### Given information
★ ★ ★ ★
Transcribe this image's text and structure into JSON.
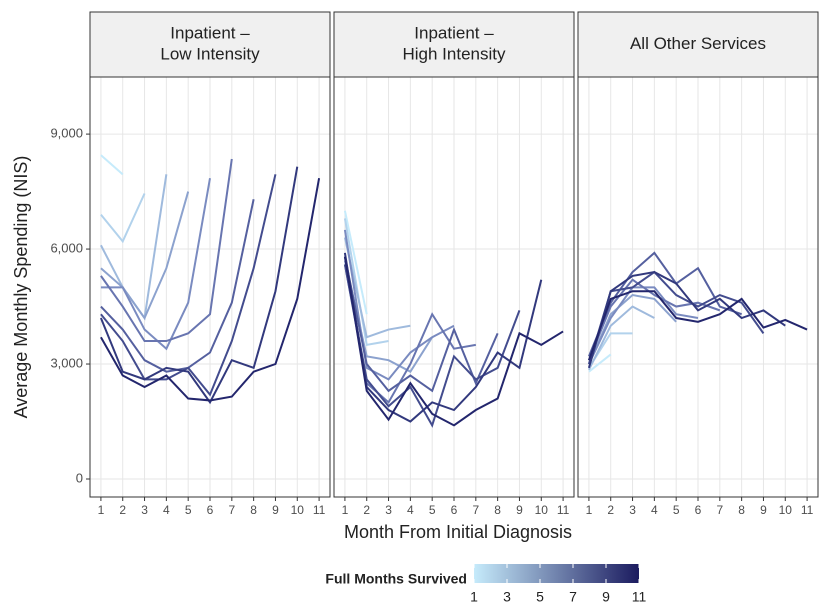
{
  "chart_data": {
    "type": "line",
    "x_label": "Month From Initial Diagnosis",
    "y_label": "Average Monthly Spending (NIS)",
    "x": [
      1,
      2,
      3,
      4,
      5,
      6,
      7,
      8,
      9,
      10,
      11
    ],
    "xlim": [
      0.5,
      11.5
    ],
    "xticks": [
      1,
      2,
      3,
      4,
      5,
      6,
      7,
      8,
      9,
      10,
      11
    ],
    "ylim": [
      -470,
      10490
    ],
    "yticks": [
      0,
      {
        "value": 3000,
        "label": "3,000"
      },
      {
        "value": 6000,
        "label": "6,000"
      },
      {
        "value": 9000,
        "label": "9,000"
      }
    ],
    "grid": true,
    "legend": {
      "title": "Full Months Survived",
      "range": [
        1,
        11
      ],
      "ticks": [
        1,
        3,
        5,
        7,
        9,
        11
      ],
      "colors": [
        "#c6ebfb",
        "#1b1b5f"
      ],
      "position": "bottom"
    },
    "facets": [
      {
        "title": [
          "Inpatient –",
          "Low Intensity"
        ],
        "series": [
          {
            "color": "#c6ebfb",
            "values": [
              8450,
              7950,
              null,
              null,
              null,
              null,
              null,
              null,
              null,
              null,
              null
            ]
          },
          {
            "color": "#b2d2ec",
            "values": [
              6900,
              6200,
              7450,
              null,
              null,
              null,
              null,
              null,
              null,
              null,
              null
            ]
          },
          {
            "color": "#9fbadd",
            "values": [
              6100,
              5000,
              4200,
              7950,
              null,
              null,
              null,
              null,
              null,
              null,
              null
            ]
          },
          {
            "color": "#8ca2ce",
            "values": [
              5500,
              5000,
              4200,
              5500,
              7500,
              null,
              null,
              null,
              null,
              null,
              null
            ]
          },
          {
            "color": "#7a8bc0",
            "values": [
              5000,
              5000,
              3900,
              3400,
              4600,
              7850,
              null,
              null,
              null,
              null,
              null
            ]
          },
          {
            "color": "#6875b0",
            "values": [
              5300,
              4500,
              3600,
              3600,
              3800,
              4300,
              8350,
              null,
              null,
              null,
              null
            ]
          },
          {
            "color": "#55609f",
            "values": [
              4500,
              3900,
              3100,
              2800,
              2900,
              3300,
              4600,
              7300,
              null,
              null,
              null
            ]
          },
          {
            "color": "#434c8e",
            "values": [
              4300,
              3600,
              2600,
              2600,
              2900,
              2200,
              3600,
              5500,
              7950,
              null,
              null
            ]
          },
          {
            "color": "#32397d",
            "values": [
              4200,
              2800,
              2600,
              2900,
              2800,
              2000,
              3100,
              2900,
              4900,
              8150,
              null
            ]
          },
          {
            "color": "#23266d",
            "values": [
              3700,
              2700,
              2400,
              2700,
              2100,
              2050,
              2150,
              2800,
              3000,
              4700,
              7850
            ]
          }
        ]
      },
      {
        "title": [
          "Inpatient –",
          "High Intensity"
        ],
        "series": [
          {
            "color": "#c6ebfb",
            "values": [
              7000,
              4300,
              null,
              null,
              null,
              null,
              null,
              null,
              null,
              null,
              null
            ]
          },
          {
            "color": "#b2d2ec",
            "values": [
              6800,
              3500,
              3600,
              null,
              null,
              null,
              null,
              null,
              null,
              null,
              null
            ]
          },
          {
            "color": "#9fbadd",
            "values": [
              6300,
              3700,
              3900,
              4000,
              null,
              null,
              null,
              null,
              null,
              null,
              null
            ]
          },
          {
            "color": "#8ca2ce",
            "values": [
              5700,
              3200,
              3100,
              2800,
              3700,
              null,
              null,
              null,
              null,
              null,
              null
            ]
          },
          {
            "color": "#7a8bc0",
            "values": [
              6500,
              2900,
              2600,
              3300,
              3700,
              4000,
              null,
              null,
              null,
              null,
              null
            ]
          },
          {
            "color": "#6875b0",
            "values": [
              5600,
              2500,
              2000,
              3000,
              4300,
              3400,
              3500,
              null,
              null,
              null,
              null
            ]
          },
          {
            "color": "#55609f",
            "values": [
              5800,
              3000,
              2300,
              2700,
              2300,
              3900,
              2500,
              3800,
              null,
              null,
              null
            ]
          },
          {
            "color": "#434c8e",
            "values": [
              5600,
              2600,
              1900,
              2400,
              1400,
              3200,
              2600,
              2900,
              4400,
              null,
              null
            ]
          },
          {
            "color": "#32397d",
            "values": [
              5900,
              2400,
              1800,
              1500,
              2000,
              1800,
              2400,
              3300,
              2900,
              5200,
              null
            ]
          },
          {
            "color": "#23266d",
            "values": [
              5800,
              2300,
              1550,
              2500,
              1700,
              1400,
              1800,
              2100,
              3800,
              3500,
              3850
            ]
          }
        ]
      },
      {
        "title": [
          "All Other Services"
        ],
        "series": [
          {
            "color": "#c6ebfb",
            "values": [
              2800,
              3250,
              null,
              null,
              null,
              null,
              null,
              null,
              null,
              null,
              null
            ]
          },
          {
            "color": "#b2d2ec",
            "values": [
              2900,
              3800,
              3800,
              null,
              null,
              null,
              null,
              null,
              null,
              null,
              null
            ]
          },
          {
            "color": "#9fbadd",
            "values": [
              2850,
              4000,
              4500,
              4200,
              null,
              null,
              null,
              null,
              null,
              null,
              null
            ]
          },
          {
            "color": "#8ca2ce",
            "values": [
              3000,
              4300,
              4800,
              4700,
              4100,
              null,
              null,
              null,
              null,
              null,
              null
            ]
          },
          {
            "color": "#7a8bc0",
            "values": [
              3000,
              4200,
              5000,
              5000,
              4300,
              4200,
              null,
              null,
              null,
              null,
              null
            ]
          },
          {
            "color": "#6875b0",
            "values": [
              3100,
              4500,
              5200,
              4800,
              4500,
              4600,
              4400,
              null,
              null,
              null,
              null
            ]
          },
          {
            "color": "#55609f",
            "values": [
              3200,
              4600,
              5400,
              5900,
              5100,
              5500,
              4500,
              4300,
              null,
              null,
              null
            ]
          },
          {
            "color": "#434c8e",
            "values": [
              3000,
              4900,
              5000,
              5400,
              4800,
              4500,
              4800,
              4600,
              3800,
              null,
              null
            ]
          },
          {
            "color": "#32397d",
            "values": [
              2900,
              4900,
              5300,
              5400,
              5100,
              4400,
              4700,
              4200,
              4400,
              4000,
              null
            ]
          },
          {
            "color": "#23266d",
            "values": [
              3100,
              4700,
              4900,
              4900,
              4200,
              4100,
              4300,
              4700,
              3950,
              4150,
              3900
            ]
          }
        ]
      }
    ]
  }
}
★ ★ ★ ★
### Set problem
Give the data above again in full and unchanged, skipping the pictures.

### Result of the task
Transcribe this image's text and structure into JSON.
{
  "chart_data": {
    "type": "line",
    "x_label": "Month From Initial Diagnosis",
    "y_label": "Average Monthly Spending (NIS)",
    "x": [
      1,
      2,
      3,
      4,
      5,
      6,
      7,
      8,
      9,
      10,
      11
    ],
    "xlim": [
      0.5,
      11.5
    ],
    "xticks": [
      1,
      2,
      3,
      4,
      5,
      6,
      7,
      8,
      9,
      10,
      11
    ],
    "ylim": [
      -470,
      10490
    ],
    "yticks": [
      0,
      {
        "value": 3000,
        "label": "3,000"
      },
      {
        "value": 6000,
        "label": "6,000"
      },
      {
        "value": 9000,
        "label": "9,000"
      }
    ],
    "grid": true,
    "legend": {
      "title": "Full Months Survived",
      "range": [
        1,
        11
      ],
      "ticks": [
        1,
        3,
        5,
        7,
        9,
        11
      ],
      "colors": [
        "#c6ebfb",
        "#1b1b5f"
      ],
      "position": "bottom"
    },
    "facets": [
      {
        "title": [
          "Inpatient –",
          "Low Intensity"
        ],
        "series": [
          {
            "color": "#c6ebfb",
            "values": [
              8450,
              7950,
              null,
              null,
              null,
              null,
              null,
              null,
              null,
              null,
              null
            ]
          },
          {
            "color": "#b2d2ec",
            "values": [
              6900,
              6200,
              7450,
              null,
              null,
              null,
              null,
              null,
              null,
              null,
              null
            ]
          },
          {
            "color": "#9fbadd",
            "values": [
              6100,
              5000,
              4200,
              7950,
              null,
              null,
              null,
              null,
              null,
              null,
              null
            ]
          },
          {
            "color": "#8ca2ce",
            "values": [
              5500,
              5000,
              4200,
              5500,
              7500,
              null,
              null,
              null,
              null,
              null,
              null
            ]
          },
          {
            "color": "#7a8bc0",
            "values": [
              5000,
              5000,
              3900,
              3400,
              4600,
              7850,
              null,
              null,
              null,
              null,
              null
            ]
          },
          {
            "color": "#6875b0",
            "values": [
              5300,
              4500,
              3600,
              3600,
              3800,
              4300,
              8350,
              null,
              null,
              null,
              null
            ]
          },
          {
            "color": "#55609f",
            "values": [
              4500,
              3900,
              3100,
              2800,
              2900,
              3300,
              4600,
              7300,
              null,
              null,
              null
            ]
          },
          {
            "color": "#434c8e",
            "values": [
              4300,
              3600,
              2600,
              2600,
              2900,
              2200,
              3600,
              5500,
              7950,
              null,
              null
            ]
          },
          {
            "color": "#32397d",
            "values": [
              4200,
              2800,
              2600,
              2900,
              2800,
              2000,
              3100,
              2900,
              4900,
              8150,
              null
            ]
          },
          {
            "color": "#23266d",
            "values": [
              3700,
              2700,
              2400,
              2700,
              2100,
              2050,
              2150,
              2800,
              3000,
              4700,
              7850
            ]
          }
        ]
      },
      {
        "title": [
          "Inpatient –",
          "High Intensity"
        ],
        "series": [
          {
            "color": "#c6ebfb",
            "values": [
              7000,
              4300,
              null,
              null,
              null,
              null,
              null,
              null,
              null,
              null,
              null
            ]
          },
          {
            "color": "#b2d2ec",
            "values": [
              6800,
              3500,
              3600,
              null,
              null,
              null,
              null,
              null,
              null,
              null,
              null
            ]
          },
          {
            "color": "#9fbadd",
            "values": [
              6300,
              3700,
              3900,
              4000,
              null,
              null,
              null,
              null,
              null,
              null,
              null
            ]
          },
          {
            "color": "#8ca2ce",
            "values": [
              5700,
              3200,
              3100,
              2800,
              3700,
              null,
              null,
              null,
              null,
              null,
              null
            ]
          },
          {
            "color": "#7a8bc0",
            "values": [
              6500,
              2900,
              2600,
              3300,
              3700,
              4000,
              null,
              null,
              null,
              null,
              null
            ]
          },
          {
            "color": "#6875b0",
            "values": [
              5600,
              2500,
              2000,
              3000,
              4300,
              3400,
              3500,
              null,
              null,
              null,
              null
            ]
          },
          {
            "color": "#55609f",
            "values": [
              5800,
              3000,
              2300,
              2700,
              2300,
              3900,
              2500,
              3800,
              null,
              null,
              null
            ]
          },
          {
            "color": "#434c8e",
            "values": [
              5600,
              2600,
              1900,
              2400,
              1400,
              3200,
              2600,
              2900,
              4400,
              null,
              null
            ]
          },
          {
            "color": "#32397d",
            "values": [
              5900,
              2400,
              1800,
              1500,
              2000,
              1800,
              2400,
              3300,
              2900,
              5200,
              null
            ]
          },
          {
            "color": "#23266d",
            "values": [
              5800,
              2300,
              1550,
              2500,
              1700,
              1400,
              1800,
              2100,
              3800,
              3500,
              3850
            ]
          }
        ]
      },
      {
        "title": [
          "All Other Services"
        ],
        "series": [
          {
            "color": "#c6ebfb",
            "values": [
              2800,
              3250,
              null,
              null,
              null,
              null,
              null,
              null,
              null,
              null,
              null
            ]
          },
          {
            "color": "#b2d2ec",
            "values": [
              2900,
              3800,
              3800,
              null,
              null,
              null,
              null,
              null,
              null,
              null,
              null
            ]
          },
          {
            "color": "#9fbadd",
            "values": [
              2850,
              4000,
              4500,
              4200,
              null,
              null,
              null,
              null,
              null,
              null,
              null
            ]
          },
          {
            "color": "#8ca2ce",
            "values": [
              3000,
              4300,
              4800,
              4700,
              4100,
              null,
              null,
              null,
              null,
              null,
              null
            ]
          },
          {
            "color": "#7a8bc0",
            "values": [
              3000,
              4200,
              5000,
              5000,
              4300,
              4200,
              null,
              null,
              null,
              null,
              null
            ]
          },
          {
            "color": "#6875b0",
            "values": [
              3100,
              4500,
              5200,
              4800,
              4500,
              4600,
              4400,
              null,
              null,
              null,
              null
            ]
          },
          {
            "color": "#55609f",
            "values": [
              3200,
              4600,
              5400,
              5900,
              5100,
              5500,
              4500,
              4300,
              null,
              null,
              null
            ]
          },
          {
            "color": "#434c8e",
            "values": [
              3000,
              4900,
              5000,
              5400,
              4800,
              4500,
              4800,
              4600,
              3800,
              null,
              null
            ]
          },
          {
            "color": "#32397d",
            "values": [
              2900,
              4900,
              5300,
              5400,
              5100,
              4400,
              4700,
              4200,
              4400,
              4000,
              null
            ]
          },
          {
            "color": "#23266d",
            "values": [
              3100,
              4700,
              4900,
              4900,
              4200,
              4100,
              4300,
              4700,
              3950,
              4150,
              3900
            ]
          }
        ]
      }
    ]
  }
}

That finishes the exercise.